▸ DATA FOR THIS TASK:
■ ■ ■ ■

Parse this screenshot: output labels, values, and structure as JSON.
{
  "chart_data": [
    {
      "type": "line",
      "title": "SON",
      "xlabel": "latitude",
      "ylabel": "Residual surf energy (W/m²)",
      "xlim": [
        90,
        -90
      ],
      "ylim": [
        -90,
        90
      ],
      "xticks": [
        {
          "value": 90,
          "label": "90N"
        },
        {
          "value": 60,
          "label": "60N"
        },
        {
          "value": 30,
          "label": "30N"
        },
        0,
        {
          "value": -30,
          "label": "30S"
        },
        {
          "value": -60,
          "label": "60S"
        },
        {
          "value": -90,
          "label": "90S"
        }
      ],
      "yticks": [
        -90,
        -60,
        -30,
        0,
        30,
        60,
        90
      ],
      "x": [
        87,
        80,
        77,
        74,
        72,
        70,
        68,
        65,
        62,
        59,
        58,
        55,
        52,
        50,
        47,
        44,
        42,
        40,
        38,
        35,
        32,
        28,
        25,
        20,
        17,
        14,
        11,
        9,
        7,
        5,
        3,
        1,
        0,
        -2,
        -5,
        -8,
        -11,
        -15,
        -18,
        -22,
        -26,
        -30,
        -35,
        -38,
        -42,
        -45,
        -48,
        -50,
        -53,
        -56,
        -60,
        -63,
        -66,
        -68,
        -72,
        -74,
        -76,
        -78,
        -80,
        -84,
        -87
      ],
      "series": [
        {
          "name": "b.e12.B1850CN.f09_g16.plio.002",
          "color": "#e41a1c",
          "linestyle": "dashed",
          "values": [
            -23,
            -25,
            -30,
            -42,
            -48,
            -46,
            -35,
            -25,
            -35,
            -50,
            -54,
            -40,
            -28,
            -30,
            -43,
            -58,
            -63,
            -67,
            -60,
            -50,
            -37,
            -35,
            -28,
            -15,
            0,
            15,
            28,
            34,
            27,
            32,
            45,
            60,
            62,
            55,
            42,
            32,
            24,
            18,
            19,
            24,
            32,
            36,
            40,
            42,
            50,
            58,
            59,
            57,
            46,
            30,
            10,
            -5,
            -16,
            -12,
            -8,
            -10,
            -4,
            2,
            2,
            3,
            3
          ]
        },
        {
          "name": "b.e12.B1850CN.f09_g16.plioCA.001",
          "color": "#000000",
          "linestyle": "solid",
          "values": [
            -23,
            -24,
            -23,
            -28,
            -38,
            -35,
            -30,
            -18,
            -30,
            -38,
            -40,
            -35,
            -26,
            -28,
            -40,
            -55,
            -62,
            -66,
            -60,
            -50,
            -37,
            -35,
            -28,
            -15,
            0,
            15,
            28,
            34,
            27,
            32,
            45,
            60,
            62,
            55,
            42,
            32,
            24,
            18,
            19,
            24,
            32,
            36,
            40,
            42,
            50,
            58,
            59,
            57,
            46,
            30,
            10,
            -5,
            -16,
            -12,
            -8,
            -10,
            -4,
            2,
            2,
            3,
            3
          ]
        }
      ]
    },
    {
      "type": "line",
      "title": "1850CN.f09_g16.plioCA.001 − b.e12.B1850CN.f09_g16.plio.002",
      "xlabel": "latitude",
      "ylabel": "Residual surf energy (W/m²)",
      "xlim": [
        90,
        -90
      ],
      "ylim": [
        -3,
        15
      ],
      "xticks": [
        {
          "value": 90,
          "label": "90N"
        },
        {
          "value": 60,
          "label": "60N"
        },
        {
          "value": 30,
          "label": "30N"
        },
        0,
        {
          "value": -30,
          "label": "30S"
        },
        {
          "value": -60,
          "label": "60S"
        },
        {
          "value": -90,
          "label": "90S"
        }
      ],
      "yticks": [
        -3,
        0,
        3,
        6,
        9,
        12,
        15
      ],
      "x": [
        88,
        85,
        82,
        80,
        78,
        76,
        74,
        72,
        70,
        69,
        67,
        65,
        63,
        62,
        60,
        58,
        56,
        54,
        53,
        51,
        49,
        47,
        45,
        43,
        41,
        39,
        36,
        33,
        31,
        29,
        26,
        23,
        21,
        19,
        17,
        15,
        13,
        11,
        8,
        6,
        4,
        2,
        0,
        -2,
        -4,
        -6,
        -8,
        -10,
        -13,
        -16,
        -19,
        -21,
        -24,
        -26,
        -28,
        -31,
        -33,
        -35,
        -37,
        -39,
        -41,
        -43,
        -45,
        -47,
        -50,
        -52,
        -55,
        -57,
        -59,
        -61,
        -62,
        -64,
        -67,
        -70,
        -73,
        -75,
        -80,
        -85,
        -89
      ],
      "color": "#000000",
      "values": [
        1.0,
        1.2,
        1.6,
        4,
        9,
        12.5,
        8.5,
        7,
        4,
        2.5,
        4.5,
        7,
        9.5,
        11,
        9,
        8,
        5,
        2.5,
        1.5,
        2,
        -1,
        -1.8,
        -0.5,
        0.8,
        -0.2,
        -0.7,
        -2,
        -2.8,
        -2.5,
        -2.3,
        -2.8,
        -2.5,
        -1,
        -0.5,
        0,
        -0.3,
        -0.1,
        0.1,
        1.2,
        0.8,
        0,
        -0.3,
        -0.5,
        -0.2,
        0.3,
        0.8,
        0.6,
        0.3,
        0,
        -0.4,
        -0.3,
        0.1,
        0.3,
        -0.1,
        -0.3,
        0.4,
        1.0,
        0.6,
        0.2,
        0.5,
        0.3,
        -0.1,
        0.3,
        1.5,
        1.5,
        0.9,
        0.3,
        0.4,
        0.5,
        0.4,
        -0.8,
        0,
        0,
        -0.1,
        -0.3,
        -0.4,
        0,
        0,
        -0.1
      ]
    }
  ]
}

■ ■ ■ ■

▸ THE REQUEST:
Type out the material again exactly as presented.

▸ RESPONSE:
Parse this screenshot: output labels, values, and structure as JSON.
{
  "chart_data": [
    {
      "type": "line",
      "title": "SON",
      "xlabel": "latitude",
      "ylabel": "Residual surf energy (W/m²)",
      "xlim": [
        90,
        -90
      ],
      "ylim": [
        -90,
        90
      ],
      "xticks": [
        {
          "value": 90,
          "label": "90N"
        },
        {
          "value": 60,
          "label": "60N"
        },
        {
          "value": 30,
          "label": "30N"
        },
        0,
        {
          "value": -30,
          "label": "30S"
        },
        {
          "value": -60,
          "label": "60S"
        },
        {
          "value": -90,
          "label": "90S"
        }
      ],
      "yticks": [
        -90,
        -60,
        -30,
        0,
        30,
        60,
        90
      ],
      "x": [
        87,
        80,
        77,
        74,
        72,
        70,
        68,
        65,
        62,
        59,
        58,
        55,
        52,
        50,
        47,
        44,
        42,
        40,
        38,
        35,
        32,
        28,
        25,
        20,
        17,
        14,
        11,
        9,
        7,
        5,
        3,
        1,
        0,
        -2,
        -5,
        -8,
        -11,
        -15,
        -18,
        -22,
        -26,
        -30,
        -35,
        -38,
        -42,
        -45,
        -48,
        -50,
        -53,
        -56,
        -60,
        -63,
        -66,
        -68,
        -72,
        -74,
        -76,
        -78,
        -80,
        -84,
        -87
      ],
      "series": [
        {
          "name": "b.e12.B1850CN.f09_g16.plio.002",
          "color": "#e41a1c",
          "linestyle": "dashed",
          "values": [
            -23,
            -25,
            -30,
            -42,
            -48,
            -46,
            -35,
            -25,
            -35,
            -50,
            -54,
            -40,
            -28,
            -30,
            -43,
            -58,
            -63,
            -67,
            -60,
            -50,
            -37,
            -35,
            -28,
            -15,
            0,
            15,
            28,
            34,
            27,
            32,
            45,
            60,
            62,
            55,
            42,
            32,
            24,
            18,
            19,
            24,
            32,
            36,
            40,
            42,
            50,
            58,
            59,
            57,
            46,
            30,
            10,
            -5,
            -16,
            -12,
            -8,
            -10,
            -4,
            2,
            2,
            3,
            3
          ]
        },
        {
          "name": "b.e12.B1850CN.f09_g16.plioCA.001",
          "color": "#000000",
          "linestyle": "solid",
          "values": [
            -23,
            -24,
            -23,
            -28,
            -38,
            -35,
            -30,
            -18,
            -30,
            -38,
            -40,
            -35,
            -26,
            -28,
            -40,
            -55,
            -62,
            -66,
            -60,
            -50,
            -37,
            -35,
            -28,
            -15,
            0,
            15,
            28,
            34,
            27,
            32,
            45,
            60,
            62,
            55,
            42,
            32,
            24,
            18,
            19,
            24,
            32,
            36,
            40,
            42,
            50,
            58,
            59,
            57,
            46,
            30,
            10,
            -5,
            -16,
            -12,
            -8,
            -10,
            -4,
            2,
            2,
            3,
            3
          ]
        }
      ]
    },
    {
      "type": "line",
      "title": "1850CN.f09_g16.plioCA.001 − b.e12.B1850CN.f09_g16.plio.002",
      "xlabel": "latitude",
      "ylabel": "Residual surf energy (W/m²)",
      "xlim": [
        90,
        -90
      ],
      "ylim": [
        -3,
        15
      ],
      "xticks": [
        {
          "value": 90,
          "label": "90N"
        },
        {
          "value": 60,
          "label": "60N"
        },
        {
          "value": 30,
          "label": "30N"
        },
        0,
        {
          "value": -30,
          "label": "30S"
        },
        {
          "value": -60,
          "label": "60S"
        },
        {
          "value": -90,
          "label": "90S"
        }
      ],
      "yticks": [
        -3,
        0,
        3,
        6,
        9,
        12,
        15
      ],
      "x": [
        88,
        85,
        82,
        80,
        78,
        76,
        74,
        72,
        70,
        69,
        67,
        65,
        63,
        62,
        60,
        58,
        56,
        54,
        53,
        51,
        49,
        47,
        45,
        43,
        41,
        39,
        36,
        33,
        31,
        29,
        26,
        23,
        21,
        19,
        17,
        15,
        13,
        11,
        8,
        6,
        4,
        2,
        0,
        -2,
        -4,
        -6,
        -8,
        -10,
        -13,
        -16,
        -19,
        -21,
        -24,
        -26,
        -28,
        -31,
        -33,
        -35,
        -37,
        -39,
        -41,
        -43,
        -45,
        -47,
        -50,
        -52,
        -55,
        -57,
        -59,
        -61,
        -62,
        -64,
        -67,
        -70,
        -73,
        -75,
        -80,
        -85,
        -89
      ],
      "color": "#000000",
      "values": [
        1.0,
        1.2,
        1.6,
        4,
        9,
        12.5,
        8.5,
        7,
        4,
        2.5,
        4.5,
        7,
        9.5,
        11,
        9,
        8,
        5,
        2.5,
        1.5,
        2,
        -1,
        -1.8,
        -0.5,
        0.8,
        -0.2,
        -0.7,
        -2,
        -2.8,
        -2.5,
        -2.3,
        -2.8,
        -2.5,
        -1,
        -0.5,
        0,
        -0.3,
        -0.1,
        0.1,
        1.2,
        0.8,
        0,
        -0.3,
        -0.5,
        -0.2,
        0.3,
        0.8,
        0.6,
        0.3,
        0,
        -0.4,
        -0.3,
        0.1,
        0.3,
        -0.1,
        -0.3,
        0.4,
        1.0,
        0.6,
        0.2,
        0.5,
        0.3,
        -0.1,
        0.3,
        1.5,
        1.5,
        0.9,
        0.3,
        0.4,
        0.5,
        0.4,
        -0.8,
        0,
        0,
        -0.1,
        -0.3,
        -0.4,
        0,
        0,
        -0.1
      ]
    }
  ]
}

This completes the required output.